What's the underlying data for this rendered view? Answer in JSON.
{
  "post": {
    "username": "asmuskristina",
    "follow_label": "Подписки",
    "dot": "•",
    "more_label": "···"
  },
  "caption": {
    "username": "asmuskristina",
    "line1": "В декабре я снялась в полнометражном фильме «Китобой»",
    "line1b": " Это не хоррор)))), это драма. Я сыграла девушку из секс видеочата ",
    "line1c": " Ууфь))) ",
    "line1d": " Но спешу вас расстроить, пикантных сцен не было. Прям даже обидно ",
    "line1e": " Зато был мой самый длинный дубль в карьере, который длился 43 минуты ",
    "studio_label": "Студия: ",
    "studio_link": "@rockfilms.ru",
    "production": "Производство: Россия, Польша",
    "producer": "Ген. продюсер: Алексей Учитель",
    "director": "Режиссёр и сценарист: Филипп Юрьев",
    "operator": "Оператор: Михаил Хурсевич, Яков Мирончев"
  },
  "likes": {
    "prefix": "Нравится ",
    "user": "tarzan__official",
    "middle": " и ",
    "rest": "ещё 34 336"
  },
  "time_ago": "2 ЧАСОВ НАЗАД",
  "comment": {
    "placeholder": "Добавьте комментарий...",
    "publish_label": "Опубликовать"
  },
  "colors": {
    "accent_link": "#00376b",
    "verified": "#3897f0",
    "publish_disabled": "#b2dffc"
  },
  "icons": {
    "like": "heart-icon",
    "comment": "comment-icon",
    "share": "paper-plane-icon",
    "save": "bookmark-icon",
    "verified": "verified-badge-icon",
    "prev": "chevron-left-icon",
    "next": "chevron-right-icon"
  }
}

---

TASK REQUIREMENTS: The whole listing above needs to be written out again exactly.

WRITTEN REPLY:
What's the underlying data for this rendered view? Answer in JSON.
{
  "post": {
    "username": "asmuskristina",
    "follow_label": "Подписки",
    "dot": "•",
    "more_label": "···"
  },
  "caption": {
    "username": "asmuskristina",
    "line1": "В декабре я снялась в полнометражном фильме «Китобой»",
    "line1b": " Это не хоррор)))), это драма. Я сыграла девушку из секс видеочата ",
    "line1c": " Ууфь))) ",
    "line1d": " Но спешу вас расстроить, пикантных сцен не было. Прям даже обидно ",
    "line1e": " Зато был мой самый длинный дубль в карьере, который длился 43 минуты ",
    "studio_label": "Студия: ",
    "studio_link": "@rockfilms.ru",
    "production": "Производство: Россия, Польша",
    "producer": "Ген. продюсер: Алексей Учитель",
    "director": "Режиссёр и сценарист: Филипп Юрьев",
    "operator": "Оператор: Михаил Хурсевич, Яков Мирончев"
  },
  "likes": {
    "prefix": "Нравится ",
    "user": "tarzan__official",
    "middle": " и ",
    "rest": "ещё 34 336"
  },
  "time_ago": "2 ЧАСОВ НАЗАД",
  "comment": {
    "placeholder": "Добавьте комментарий...",
    "publish_label": "Опубликовать"
  },
  "colors": {
    "accent_link": "#00376b",
    "verified": "#3897f0",
    "publish_disabled": "#b2dffc"
  },
  "icons": {
    "like": "heart-icon",
    "comment": "comment-icon",
    "share": "paper-plane-icon",
    "save": "bookmark-icon",
    "verified": "verified-badge-icon",
    "prev": "chevron-left-icon",
    "next": "chevron-right-icon"
  }
}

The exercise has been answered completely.